**SHORT TASK**
Return the entries below in their exact form, leaving the pictures out.

**AVAILABLE RECORDS**
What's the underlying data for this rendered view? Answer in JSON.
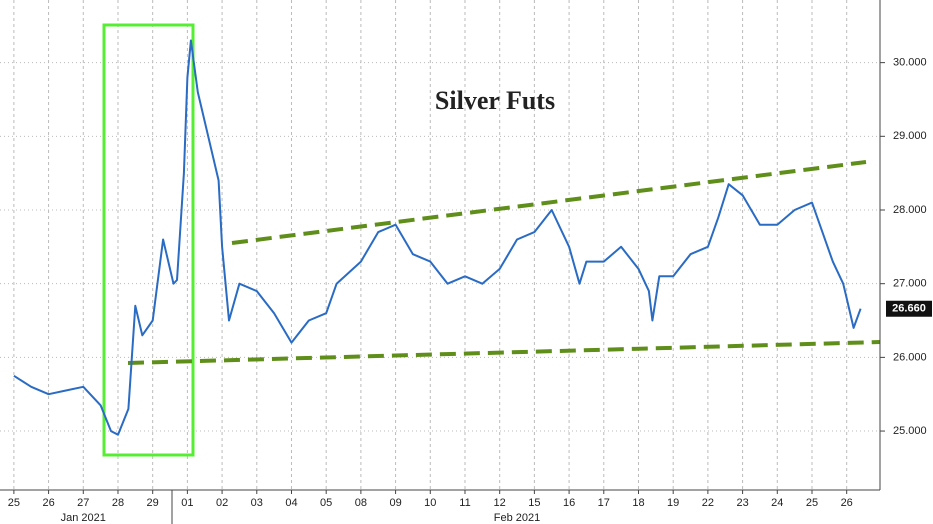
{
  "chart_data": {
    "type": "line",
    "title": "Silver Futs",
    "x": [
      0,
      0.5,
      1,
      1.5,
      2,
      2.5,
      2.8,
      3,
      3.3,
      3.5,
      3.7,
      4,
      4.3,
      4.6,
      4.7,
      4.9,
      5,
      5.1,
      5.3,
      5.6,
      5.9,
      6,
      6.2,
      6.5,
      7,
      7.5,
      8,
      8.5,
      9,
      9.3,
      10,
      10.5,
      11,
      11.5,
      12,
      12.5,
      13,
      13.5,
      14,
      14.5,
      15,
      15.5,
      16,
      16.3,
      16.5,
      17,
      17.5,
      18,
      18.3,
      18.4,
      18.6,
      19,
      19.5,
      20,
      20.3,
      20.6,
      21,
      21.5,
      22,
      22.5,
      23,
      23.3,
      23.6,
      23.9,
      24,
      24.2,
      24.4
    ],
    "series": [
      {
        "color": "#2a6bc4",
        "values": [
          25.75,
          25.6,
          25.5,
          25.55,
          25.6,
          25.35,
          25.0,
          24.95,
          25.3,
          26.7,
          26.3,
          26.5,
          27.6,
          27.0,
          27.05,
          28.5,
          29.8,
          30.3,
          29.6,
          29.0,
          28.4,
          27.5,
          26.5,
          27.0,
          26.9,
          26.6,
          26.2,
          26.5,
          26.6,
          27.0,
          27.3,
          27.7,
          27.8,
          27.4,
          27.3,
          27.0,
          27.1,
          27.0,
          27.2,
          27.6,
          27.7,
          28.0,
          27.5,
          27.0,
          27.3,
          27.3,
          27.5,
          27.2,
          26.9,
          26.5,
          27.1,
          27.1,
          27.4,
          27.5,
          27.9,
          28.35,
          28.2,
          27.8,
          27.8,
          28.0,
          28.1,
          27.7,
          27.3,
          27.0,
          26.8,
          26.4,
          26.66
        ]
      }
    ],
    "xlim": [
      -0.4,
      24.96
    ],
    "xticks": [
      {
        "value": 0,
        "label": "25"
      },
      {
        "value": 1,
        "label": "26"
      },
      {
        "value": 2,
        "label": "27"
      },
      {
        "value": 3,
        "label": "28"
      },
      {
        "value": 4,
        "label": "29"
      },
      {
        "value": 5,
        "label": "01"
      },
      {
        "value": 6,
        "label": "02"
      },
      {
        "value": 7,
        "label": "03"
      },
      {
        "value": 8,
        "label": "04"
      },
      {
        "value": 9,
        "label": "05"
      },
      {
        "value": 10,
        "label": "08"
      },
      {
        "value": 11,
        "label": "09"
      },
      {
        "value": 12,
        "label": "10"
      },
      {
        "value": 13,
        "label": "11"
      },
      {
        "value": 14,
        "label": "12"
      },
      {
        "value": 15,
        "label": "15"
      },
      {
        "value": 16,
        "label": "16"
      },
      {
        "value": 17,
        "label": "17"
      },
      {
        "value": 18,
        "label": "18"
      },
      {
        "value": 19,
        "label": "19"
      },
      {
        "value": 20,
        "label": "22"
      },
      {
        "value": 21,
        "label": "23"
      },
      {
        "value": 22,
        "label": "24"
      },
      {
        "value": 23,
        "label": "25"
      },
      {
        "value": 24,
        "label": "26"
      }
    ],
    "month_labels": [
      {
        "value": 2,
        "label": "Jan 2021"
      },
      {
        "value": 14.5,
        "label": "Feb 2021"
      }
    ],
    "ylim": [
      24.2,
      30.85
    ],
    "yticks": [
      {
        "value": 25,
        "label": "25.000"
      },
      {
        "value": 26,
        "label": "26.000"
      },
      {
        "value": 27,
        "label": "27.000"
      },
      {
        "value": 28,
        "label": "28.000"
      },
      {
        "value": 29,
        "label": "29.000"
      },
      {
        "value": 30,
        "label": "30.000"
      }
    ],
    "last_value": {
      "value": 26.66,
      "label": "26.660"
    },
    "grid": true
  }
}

**WRITTEN SOLUTION**
What's the underlying data for this rendered view? Answer in JSON.
{
  "chart_data": {
    "type": "line",
    "title": "Silver Futs",
    "x": [
      0,
      0.5,
      1,
      1.5,
      2,
      2.5,
      2.8,
      3,
      3.3,
      3.5,
      3.7,
      4,
      4.3,
      4.6,
      4.7,
      4.9,
      5,
      5.1,
      5.3,
      5.6,
      5.9,
      6,
      6.2,
      6.5,
      7,
      7.5,
      8,
      8.5,
      9,
      9.3,
      10,
      10.5,
      11,
      11.5,
      12,
      12.5,
      13,
      13.5,
      14,
      14.5,
      15,
      15.5,
      16,
      16.3,
      16.5,
      17,
      17.5,
      18,
      18.3,
      18.4,
      18.6,
      19,
      19.5,
      20,
      20.3,
      20.6,
      21,
      21.5,
      22,
      22.5,
      23,
      23.3,
      23.6,
      23.9,
      24,
      24.2,
      24.4
    ],
    "series": [
      {
        "color": "#2a6bc4",
        "values": [
          25.75,
          25.6,
          25.5,
          25.55,
          25.6,
          25.35,
          25.0,
          24.95,
          25.3,
          26.7,
          26.3,
          26.5,
          27.6,
          27.0,
          27.05,
          28.5,
          29.8,
          30.3,
          29.6,
          29.0,
          28.4,
          27.5,
          26.5,
          27.0,
          26.9,
          26.6,
          26.2,
          26.5,
          26.6,
          27.0,
          27.3,
          27.7,
          27.8,
          27.4,
          27.3,
          27.0,
          27.1,
          27.0,
          27.2,
          27.6,
          27.7,
          28.0,
          27.5,
          27.0,
          27.3,
          27.3,
          27.5,
          27.2,
          26.9,
          26.5,
          27.1,
          27.1,
          27.4,
          27.5,
          27.9,
          28.35,
          28.2,
          27.8,
          27.8,
          28.0,
          28.1,
          27.7,
          27.3,
          27.0,
          26.8,
          26.4,
          26.66
        ]
      }
    ],
    "xlim": [
      -0.4,
      24.96
    ],
    "xticks": [
      {
        "value": 0,
        "label": "25"
      },
      {
        "value": 1,
        "label": "26"
      },
      {
        "value": 2,
        "label": "27"
      },
      {
        "value": 3,
        "label": "28"
      },
      {
        "value": 4,
        "label": "29"
      },
      {
        "value": 5,
        "label": "01"
      },
      {
        "value": 6,
        "label": "02"
      },
      {
        "value": 7,
        "label": "03"
      },
      {
        "value": 8,
        "label": "04"
      },
      {
        "value": 9,
        "label": "05"
      },
      {
        "value": 10,
        "label": "08"
      },
      {
        "value": 11,
        "label": "09"
      },
      {
        "value": 12,
        "label": "10"
      },
      {
        "value": 13,
        "label": "11"
      },
      {
        "value": 14,
        "label": "12"
      },
      {
        "value": 15,
        "label": "15"
      },
      {
        "value": 16,
        "label": "16"
      },
      {
        "value": 17,
        "label": "17"
      },
      {
        "value": 18,
        "label": "18"
      },
      {
        "value": 19,
        "label": "19"
      },
      {
        "value": 20,
        "label": "22"
      },
      {
        "value": 21,
        "label": "23"
      },
      {
        "value": 22,
        "label": "24"
      },
      {
        "value": 23,
        "label": "25"
      },
      {
        "value": 24,
        "label": "26"
      }
    ],
    "month_labels": [
      {
        "value": 2,
        "label": "Jan 2021"
      },
      {
        "value": 14.5,
        "label": "Feb 2021"
      }
    ],
    "ylim": [
      24.2,
      30.85
    ],
    "yticks": [
      {
        "value": 25,
        "label": "25.000"
      },
      {
        "value": 26,
        "label": "26.000"
      },
      {
        "value": 27,
        "label": "27.000"
      },
      {
        "value": 28,
        "label": "28.000"
      },
      {
        "value": 29,
        "label": "29.000"
      },
      {
        "value": 30,
        "label": "30.000"
      }
    ],
    "last_value": {
      "value": 26.66,
      "label": "26.660"
    },
    "grid": true
  }
}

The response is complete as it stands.